*Given request*:
Reproduce the records below in their entirety, character for character.

[Some records]
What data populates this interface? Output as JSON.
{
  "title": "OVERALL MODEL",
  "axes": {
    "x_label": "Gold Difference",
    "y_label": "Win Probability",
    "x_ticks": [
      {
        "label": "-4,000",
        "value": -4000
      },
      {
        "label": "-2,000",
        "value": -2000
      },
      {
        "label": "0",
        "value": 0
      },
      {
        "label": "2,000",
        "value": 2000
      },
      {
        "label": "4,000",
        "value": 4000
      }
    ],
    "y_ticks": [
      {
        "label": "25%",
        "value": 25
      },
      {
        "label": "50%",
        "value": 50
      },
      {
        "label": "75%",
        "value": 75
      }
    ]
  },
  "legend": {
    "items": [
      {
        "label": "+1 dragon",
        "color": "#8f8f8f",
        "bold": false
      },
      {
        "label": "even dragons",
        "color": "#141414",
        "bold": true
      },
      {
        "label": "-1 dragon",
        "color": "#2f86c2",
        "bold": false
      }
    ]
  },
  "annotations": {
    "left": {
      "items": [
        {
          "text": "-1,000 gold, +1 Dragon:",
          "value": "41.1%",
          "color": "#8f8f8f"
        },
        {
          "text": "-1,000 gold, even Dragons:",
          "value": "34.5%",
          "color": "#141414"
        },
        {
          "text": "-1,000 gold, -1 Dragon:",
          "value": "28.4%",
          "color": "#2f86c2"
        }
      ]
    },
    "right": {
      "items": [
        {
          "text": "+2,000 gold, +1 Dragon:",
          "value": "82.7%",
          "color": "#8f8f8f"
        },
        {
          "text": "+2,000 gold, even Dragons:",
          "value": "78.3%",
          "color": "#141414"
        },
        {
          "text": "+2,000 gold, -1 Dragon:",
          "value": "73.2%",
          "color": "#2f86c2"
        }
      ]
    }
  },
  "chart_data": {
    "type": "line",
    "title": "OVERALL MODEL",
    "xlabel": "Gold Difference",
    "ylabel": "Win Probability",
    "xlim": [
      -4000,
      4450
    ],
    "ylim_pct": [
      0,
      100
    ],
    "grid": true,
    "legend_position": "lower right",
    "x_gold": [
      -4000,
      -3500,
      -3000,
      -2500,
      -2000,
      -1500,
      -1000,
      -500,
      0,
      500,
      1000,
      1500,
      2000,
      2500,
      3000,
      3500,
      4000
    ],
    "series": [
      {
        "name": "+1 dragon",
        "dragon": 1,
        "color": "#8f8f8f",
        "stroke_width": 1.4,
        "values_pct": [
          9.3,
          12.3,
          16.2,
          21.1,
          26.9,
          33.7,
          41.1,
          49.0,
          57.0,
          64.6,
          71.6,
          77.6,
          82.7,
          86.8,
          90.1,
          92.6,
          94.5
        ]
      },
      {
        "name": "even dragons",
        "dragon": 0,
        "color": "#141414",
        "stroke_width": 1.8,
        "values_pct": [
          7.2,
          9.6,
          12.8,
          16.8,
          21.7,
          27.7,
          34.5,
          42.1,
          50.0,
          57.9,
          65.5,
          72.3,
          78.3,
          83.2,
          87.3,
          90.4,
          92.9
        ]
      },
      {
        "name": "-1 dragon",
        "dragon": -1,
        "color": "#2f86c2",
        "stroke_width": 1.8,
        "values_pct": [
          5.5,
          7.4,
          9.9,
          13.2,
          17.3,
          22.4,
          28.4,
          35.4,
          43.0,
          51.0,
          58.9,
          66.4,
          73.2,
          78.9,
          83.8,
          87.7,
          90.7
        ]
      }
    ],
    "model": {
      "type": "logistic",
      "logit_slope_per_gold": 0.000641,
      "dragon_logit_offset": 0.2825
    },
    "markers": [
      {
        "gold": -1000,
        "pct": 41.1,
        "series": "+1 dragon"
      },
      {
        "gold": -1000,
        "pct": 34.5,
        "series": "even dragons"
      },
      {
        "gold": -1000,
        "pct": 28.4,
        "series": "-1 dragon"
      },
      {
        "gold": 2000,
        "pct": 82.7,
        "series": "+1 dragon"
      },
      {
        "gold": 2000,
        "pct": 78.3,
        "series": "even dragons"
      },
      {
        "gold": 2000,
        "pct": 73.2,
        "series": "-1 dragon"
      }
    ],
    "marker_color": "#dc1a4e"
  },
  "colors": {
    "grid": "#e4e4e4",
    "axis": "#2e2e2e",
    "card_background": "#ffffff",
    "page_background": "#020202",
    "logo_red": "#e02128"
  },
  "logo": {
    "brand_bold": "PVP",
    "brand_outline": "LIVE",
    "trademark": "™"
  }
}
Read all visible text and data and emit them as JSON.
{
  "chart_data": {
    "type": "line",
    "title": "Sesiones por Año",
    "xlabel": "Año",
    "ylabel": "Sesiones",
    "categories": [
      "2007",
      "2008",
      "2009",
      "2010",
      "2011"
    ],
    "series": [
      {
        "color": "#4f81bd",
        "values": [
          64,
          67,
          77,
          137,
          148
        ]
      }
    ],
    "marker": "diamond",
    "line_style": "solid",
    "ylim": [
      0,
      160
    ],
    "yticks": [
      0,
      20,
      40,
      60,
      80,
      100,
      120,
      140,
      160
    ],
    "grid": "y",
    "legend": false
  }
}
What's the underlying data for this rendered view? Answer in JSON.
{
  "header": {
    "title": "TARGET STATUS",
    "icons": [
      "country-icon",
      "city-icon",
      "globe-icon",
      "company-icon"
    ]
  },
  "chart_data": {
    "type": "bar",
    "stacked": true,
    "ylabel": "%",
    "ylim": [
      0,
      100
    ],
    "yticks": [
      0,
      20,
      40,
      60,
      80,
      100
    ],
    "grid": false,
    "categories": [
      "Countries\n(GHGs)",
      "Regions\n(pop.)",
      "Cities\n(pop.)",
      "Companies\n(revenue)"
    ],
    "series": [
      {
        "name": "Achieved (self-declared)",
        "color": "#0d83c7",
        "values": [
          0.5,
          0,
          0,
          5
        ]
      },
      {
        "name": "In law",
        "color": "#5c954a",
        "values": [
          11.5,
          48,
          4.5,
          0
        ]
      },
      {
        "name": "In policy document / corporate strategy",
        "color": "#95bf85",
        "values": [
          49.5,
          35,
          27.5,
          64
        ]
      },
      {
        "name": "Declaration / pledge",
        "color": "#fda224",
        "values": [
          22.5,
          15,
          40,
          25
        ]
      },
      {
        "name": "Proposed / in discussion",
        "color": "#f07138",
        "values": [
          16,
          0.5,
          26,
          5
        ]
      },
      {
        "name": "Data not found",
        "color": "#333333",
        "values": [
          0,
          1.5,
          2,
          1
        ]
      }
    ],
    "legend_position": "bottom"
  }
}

*Written solution*:
What data populates this interface? Output as JSON.
{
  "title": "OVERALL MODEL",
  "axes": {
    "x_label": "Gold Difference",
    "y_label": "Win Probability",
    "x_ticks": [
      {
        "label": "-4,000",
        "value": -4000
      },
      {
        "label": "-2,000",
        "value": -2000
      },
      {
        "label": "0",
        "value": 0
      },
      {
        "label": "2,000",
        "value": 2000
      },
      {
        "label": "4,000",
        "value": 4000
      }
    ],
    "y_ticks": [
      {
        "label": "25%",
        "value": 25
      },
      {
        "label": "50%",
        "value": 50
      },
      {
        "label": "75%",
        "value": 75
      }
    ]
  },
  "legend": {
    "items": [
      {
        "label": "+1 dragon",
        "color": "#8f8f8f",
        "bold": false
      },
      {
        "label": "even dragons",
        "color": "#141414",
        "bold": true
      },
      {
        "label": "-1 dragon",
        "color": "#2f86c2",
        "bold": false
      }
    ]
  },
  "annotations": {
    "left": {
      "items": [
        {
          "text": "-1,000 gold, +1 Dragon:",
          "value": "41.1%",
          "color": "#8f8f8f"
        },
        {
          "text": "-1,000 gold, even Dragons:",
          "value": "34.5%",
          "color": "#141414"
        },
        {
          "text": "-1,000 gold, -1 Dragon:",
          "value": "28.4%",
          "color": "#2f86c2"
        }
      ]
    },
    "right": {
      "items": [
        {
          "text": "+2,000 gold, +1 Dragon:",
          "value": "82.7%",
          "color": "#8f8f8f"
        },
        {
          "text": "+2,000 gold, even Dragons:",
          "value": "78.3%",
          "color": "#141414"
        },
        {
          "text": "+2,000 gold, -1 Dragon:",
          "value": "73.2%",
          "color": "#2f86c2"
        }
      ]
    }
  },
  "chart_data": {
    "type": "line",
    "title": "OVERALL MODEL",
    "xlabel": "Gold Difference",
    "ylabel": "Win Probability",
    "xlim": [
      -4000,
      4450
    ],
    "ylim_pct": [
      0,
      100
    ],
    "grid": true,
    "legend_position": "lower right",
    "x_gold": [
      -4000,
      -3500,
      -3000,
      -2500,
      -2000,
      -1500,
      -1000,
      -500,
      0,
      500,
      1000,
      1500,
      2000,
      2500,
      3000,
      3500,
      4000
    ],
    "series": [
      {
        "name": "+1 dragon",
        "dragon": 1,
        "color": "#8f8f8f",
        "stroke_width": 1.4,
        "values_pct": [
          9.3,
          12.3,
          16.2,
          21.1,
          26.9,
          33.7,
          41.1,
          49.0,
          57.0,
          64.6,
          71.6,
          77.6,
          82.7,
          86.8,
          90.1,
          92.6,
          94.5
        ]
      },
      {
        "name": "even dragons",
        "dragon": 0,
        "color": "#141414",
        "stroke_width": 1.8,
        "values_pct": [
          7.2,
          9.6,
          12.8,
          16.8,
          21.7,
          27.7,
          34.5,
          42.1,
          50.0,
          57.9,
          65.5,
          72.3,
          78.3,
          83.2,
          87.3,
          90.4,
          92.9
        ]
      },
      {
        "name": "-1 dragon",
        "dragon": -1,
        "color": "#2f86c2",
        "stroke_width": 1.8,
        "values_pct": [
          5.5,
          7.4,
          9.9,
          13.2,
          17.3,
          22.4,
          28.4,
          35.4,
          43.0,
          51.0,
          58.9,
          66.4,
          73.2,
          78.9,
          83.8,
          87.7,
          90.7
        ]
      }
    ],
    "model": {
      "type": "logistic",
      "logit_slope_per_gold": 0.000641,
      "dragon_logit_offset": 0.2825
    },
    "markers": [
      {
        "gold": -1000,
        "pct": 41.1,
        "series": "+1 dragon"
      },
      {
        "gold": -1000,
        "pct": 34.5,
        "series": "even dragons"
      },
      {
        "gold": -1000,
        "pct": 28.4,
        "series": "-1 dragon"
      },
      {
        "gold": 2000,
        "pct": 82.7,
        "series": "+1 dragon"
      },
      {
        "gold": 2000,
        "pct": 78.3,
        "series": "even dragons"
      },
      {
        "gold": 2000,
        "pct": 73.2,
        "series": "-1 dragon"
      }
    ],
    "marker_color": "#dc1a4e"
  },
  "colors": {
    "grid": "#e4e4e4",
    "axis": "#2e2e2e",
    "card_background": "#ffffff",
    "page_background": "#020202",
    "logo_red": "#e02128"
  },
  "logo": {
    "brand_bold": "PVP",
    "brand_outline": "LIVE",
    "trademark": "™"
  }
}
Read all visible text and data and emit them as JSON.
{
  "chart_data": {
    "type": "line",
    "title": "Sesiones por Año",
    "xlabel": "Año",
    "ylabel": "Sesiones",
    "categories": [
      "2007",
      "2008",
      "2009",
      "2010",
      "2011"
    ],
    "series": [
      {
        "color": "#4f81bd",
        "values": [
          64,
          67,
          77,
          137,
          148
        ]
      }
    ],
    "marker": "diamond",
    "line_style": "solid",
    "ylim": [
      0,
      160
    ],
    "yticks": [
      0,
      20,
      40,
      60,
      80,
      100,
      120,
      140,
      160
    ],
    "grid": "y",
    "legend": false
  }
}
What's the underlying data for this rendered view? Answer in JSON.
{
  "header": {
    "title": "TARGET STATUS",
    "icons": [
      "country-icon",
      "city-icon",
      "globe-icon",
      "company-icon"
    ]
  },
  "chart_data": {
    "type": "bar",
    "stacked": true,
    "ylabel": "%",
    "ylim": [
      0,
      100
    ],
    "yticks": [
      0,
      20,
      40,
      60,
      80,
      100
    ],
    "grid": false,
    "categories": [
      "Countries\n(GHGs)",
      "Regions\n(pop.)",
      "Cities\n(pop.)",
      "Companies\n(revenue)"
    ],
    "series": [
      {
        "name": "Achieved (self-declared)",
        "color": "#0d83c7",
        "values": [
          0.5,
          0,
          0,
          5
        ]
      },
      {
        "name": "In law",
        "color": "#5c954a",
        "values": [
          11.5,
          48,
          4.5,
          0
        ]
      },
      {
        "name": "In policy document / corporate strategy",
        "color": "#95bf85",
        "values": [
          49.5,
          35,
          27.5,
          64
        ]
      },
      {
        "name": "Declaration / pledge",
        "color": "#fda224",
        "values": [
          22.5,
          15,
          40,
          25
        ]
      },
      {
        "name": "Proposed / in discussion",
        "color": "#f07138",
        "values": [
          16,
          0.5,
          26,
          5
        ]
      },
      {
        "name": "Data not found",
        "color": "#333333",
        "values": [
          0,
          1.5,
          2,
          1
        ]
      }
    ],
    "legend_position": "bottom"
  }
}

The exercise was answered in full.